:: BRIEF A ::
Edit the rows from the line with "Extract all elements" to the line with "<box>695 324 1169 368</box>", swapping "table-row" for "line-item" and leaving everything else unchanged. Leave the pictures out of your answer.

:: DOCUMENT ::
>>
Milestone as 500th Couple trained to serve as Shlichim by Ohr Torah Stone

Celebration marks achievement, and honor those who received degrees in rabbinic and emissary programs

The 500th emissary couple to complete the Ohr Torah Stone emissary training programs, Rabbi Netanel and Rabbanit Sarah Ansani. (photo credit: RONY NATHAN)
The 500th emissary couple to complete the Ohr Torah Stone emissary training programs, Rabbi Netanel and Rabbanit Sarah Ansani.
(photo credit: RONY NATHAN)

In a milestone for Ohr Torah Stone (OTS), the 500th couple graduated from its emissary training program to serve as abroad in a ceremony in Jerusalem on Tuesday.

The couple, Rabbi Netanel and Rabbanit Sarah Ansani, moved to Israel separately as young adults and served as lone soldiers in the IDF, where they met. They subsequently married and enrolled at the Straus-Amiel and Claudia Cohen Institute emissary training programs, part of the OTS’s network of 27 modern Orthodox educational institutions across Israel.
As part of the ceremony, 62 degrees were also bestowed upon graduates of OTS’s rabbinical and emissary programs.
 
In a statement, the network said, “This year’s graduates of the rabbinical and emissary programs will serve communities around the world, including New Jersey; Nebraska; Washington, DC; Mexico; Argentina; Uruguay; Brazil; Peru; the United Kingdom; Germany; Italy; Ukraine; Portugal; Australia; Singapore; Ethiopia; South Africa; and Israel.”
<<
:: BRIEF B ::
Reproduce the part of the Ohr Torah Stone article from "In a milestone" to "Jerusalem on Tuesday." word for word.

:: DATASET EXCERPTS ::
>>
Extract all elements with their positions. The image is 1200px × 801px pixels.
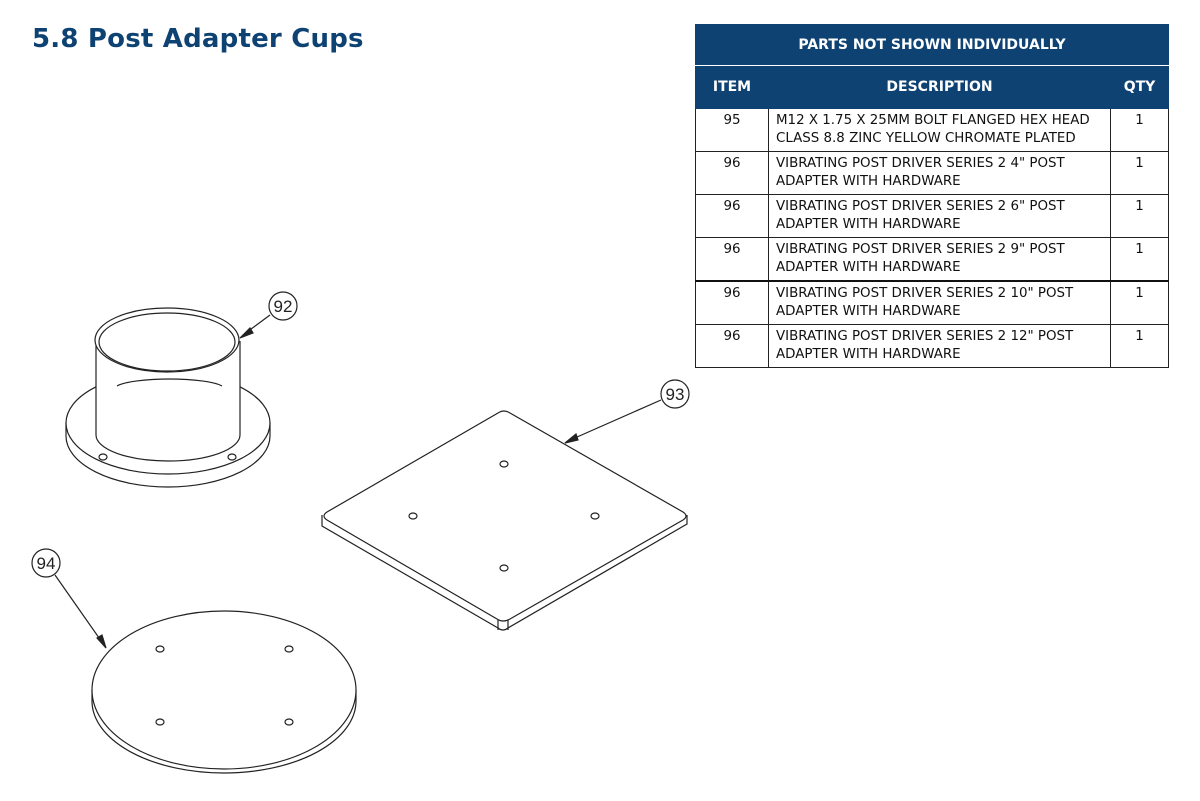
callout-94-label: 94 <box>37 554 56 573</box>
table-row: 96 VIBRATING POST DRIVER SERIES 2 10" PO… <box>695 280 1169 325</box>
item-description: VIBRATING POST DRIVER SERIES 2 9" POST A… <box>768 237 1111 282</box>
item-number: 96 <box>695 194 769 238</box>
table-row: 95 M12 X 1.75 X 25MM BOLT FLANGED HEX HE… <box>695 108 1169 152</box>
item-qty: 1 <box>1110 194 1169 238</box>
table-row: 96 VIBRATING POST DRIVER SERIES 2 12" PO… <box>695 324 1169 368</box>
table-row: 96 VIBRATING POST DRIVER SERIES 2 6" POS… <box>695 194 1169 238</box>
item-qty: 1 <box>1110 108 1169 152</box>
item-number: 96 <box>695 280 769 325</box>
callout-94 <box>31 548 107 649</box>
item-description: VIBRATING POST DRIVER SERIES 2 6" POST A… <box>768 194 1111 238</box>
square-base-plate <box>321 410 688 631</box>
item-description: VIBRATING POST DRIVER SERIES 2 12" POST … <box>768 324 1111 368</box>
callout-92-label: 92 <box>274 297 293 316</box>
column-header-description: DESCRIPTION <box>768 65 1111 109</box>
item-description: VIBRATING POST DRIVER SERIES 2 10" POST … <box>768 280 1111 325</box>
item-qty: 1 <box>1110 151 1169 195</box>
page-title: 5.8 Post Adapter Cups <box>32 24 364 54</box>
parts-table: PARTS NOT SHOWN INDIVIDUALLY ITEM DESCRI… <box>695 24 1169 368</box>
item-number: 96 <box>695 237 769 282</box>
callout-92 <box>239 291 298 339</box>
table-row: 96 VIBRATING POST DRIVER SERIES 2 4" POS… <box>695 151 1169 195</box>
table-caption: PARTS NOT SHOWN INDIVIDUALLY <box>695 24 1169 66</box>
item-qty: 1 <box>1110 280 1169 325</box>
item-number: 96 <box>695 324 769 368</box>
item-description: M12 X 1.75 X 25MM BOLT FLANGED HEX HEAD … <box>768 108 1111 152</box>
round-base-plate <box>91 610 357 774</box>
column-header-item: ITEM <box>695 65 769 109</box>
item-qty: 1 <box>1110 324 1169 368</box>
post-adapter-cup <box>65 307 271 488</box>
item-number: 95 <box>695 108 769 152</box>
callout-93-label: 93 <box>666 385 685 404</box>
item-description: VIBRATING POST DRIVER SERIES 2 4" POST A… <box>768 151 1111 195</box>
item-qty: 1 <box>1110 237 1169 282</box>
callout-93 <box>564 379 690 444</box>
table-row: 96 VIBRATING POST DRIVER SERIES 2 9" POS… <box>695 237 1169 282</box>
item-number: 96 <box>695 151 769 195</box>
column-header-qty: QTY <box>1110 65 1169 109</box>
<<
>>
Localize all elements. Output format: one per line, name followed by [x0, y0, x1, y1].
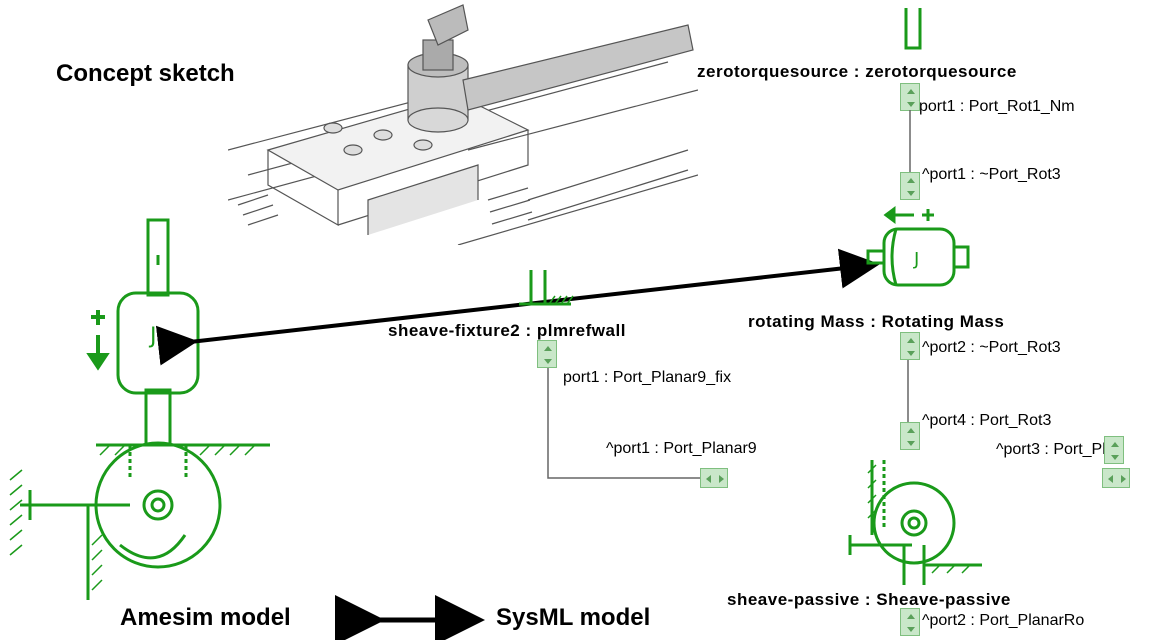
<<
>>
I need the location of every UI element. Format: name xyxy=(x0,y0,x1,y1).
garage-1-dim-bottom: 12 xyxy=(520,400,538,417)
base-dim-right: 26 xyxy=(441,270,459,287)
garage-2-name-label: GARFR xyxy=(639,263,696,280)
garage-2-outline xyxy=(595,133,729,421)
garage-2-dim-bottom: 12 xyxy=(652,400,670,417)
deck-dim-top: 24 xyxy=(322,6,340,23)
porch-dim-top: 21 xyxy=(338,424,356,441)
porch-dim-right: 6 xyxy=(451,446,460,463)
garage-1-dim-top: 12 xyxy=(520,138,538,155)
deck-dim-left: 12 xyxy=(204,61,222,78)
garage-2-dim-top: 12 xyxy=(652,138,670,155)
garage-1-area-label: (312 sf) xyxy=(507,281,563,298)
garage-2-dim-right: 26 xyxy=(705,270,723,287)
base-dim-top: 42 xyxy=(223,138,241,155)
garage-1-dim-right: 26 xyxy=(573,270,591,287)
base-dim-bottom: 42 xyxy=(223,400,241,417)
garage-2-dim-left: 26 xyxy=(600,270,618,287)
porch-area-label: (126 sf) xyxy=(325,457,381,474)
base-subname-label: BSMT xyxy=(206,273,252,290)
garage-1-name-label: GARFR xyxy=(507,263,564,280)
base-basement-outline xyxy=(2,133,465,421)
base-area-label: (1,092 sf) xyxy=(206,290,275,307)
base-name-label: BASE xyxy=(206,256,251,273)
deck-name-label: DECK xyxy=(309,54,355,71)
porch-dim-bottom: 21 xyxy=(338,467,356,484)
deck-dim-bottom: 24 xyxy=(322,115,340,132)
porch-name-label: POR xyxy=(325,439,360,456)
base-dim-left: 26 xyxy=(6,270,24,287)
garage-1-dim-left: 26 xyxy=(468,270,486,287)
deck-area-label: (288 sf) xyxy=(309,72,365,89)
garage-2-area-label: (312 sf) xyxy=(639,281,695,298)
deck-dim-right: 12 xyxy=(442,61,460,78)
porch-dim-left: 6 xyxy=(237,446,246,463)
<<
:: WRITTEN REPLY A ::
Extract all elements with their positions. The image is 1200px × 801px pixels.
callout-94-label: 94 <box>37 554 56 573</box>
line-item: 96 VIBRATING POST DRIVER SERIES 2 10" PO… <box>695 280 1169 325</box>
item-description: VIBRATING POST DRIVER SERIES 2 9" POST A… <box>768 237 1111 282</box>
item-number: 96 <box>695 194 769 238</box>
line-item: 95 M12 X 1.75 X 25MM BOLT FLANGED HEX HE… <box>695 108 1169 152</box>
item-qty: 1 <box>1110 194 1169 238</box>
line-item: 96 VIBRATING POST DRIVER SERIES 2 12" PO… <box>695 324 1169 368</box>

:: WRITTEN REPLY B ::
In a milestone for Ohr Torah Stone (OTS), the 500th couple graduated from its emissary training program to serve as abroad in a ceremony in Jerusalem on Tuesday.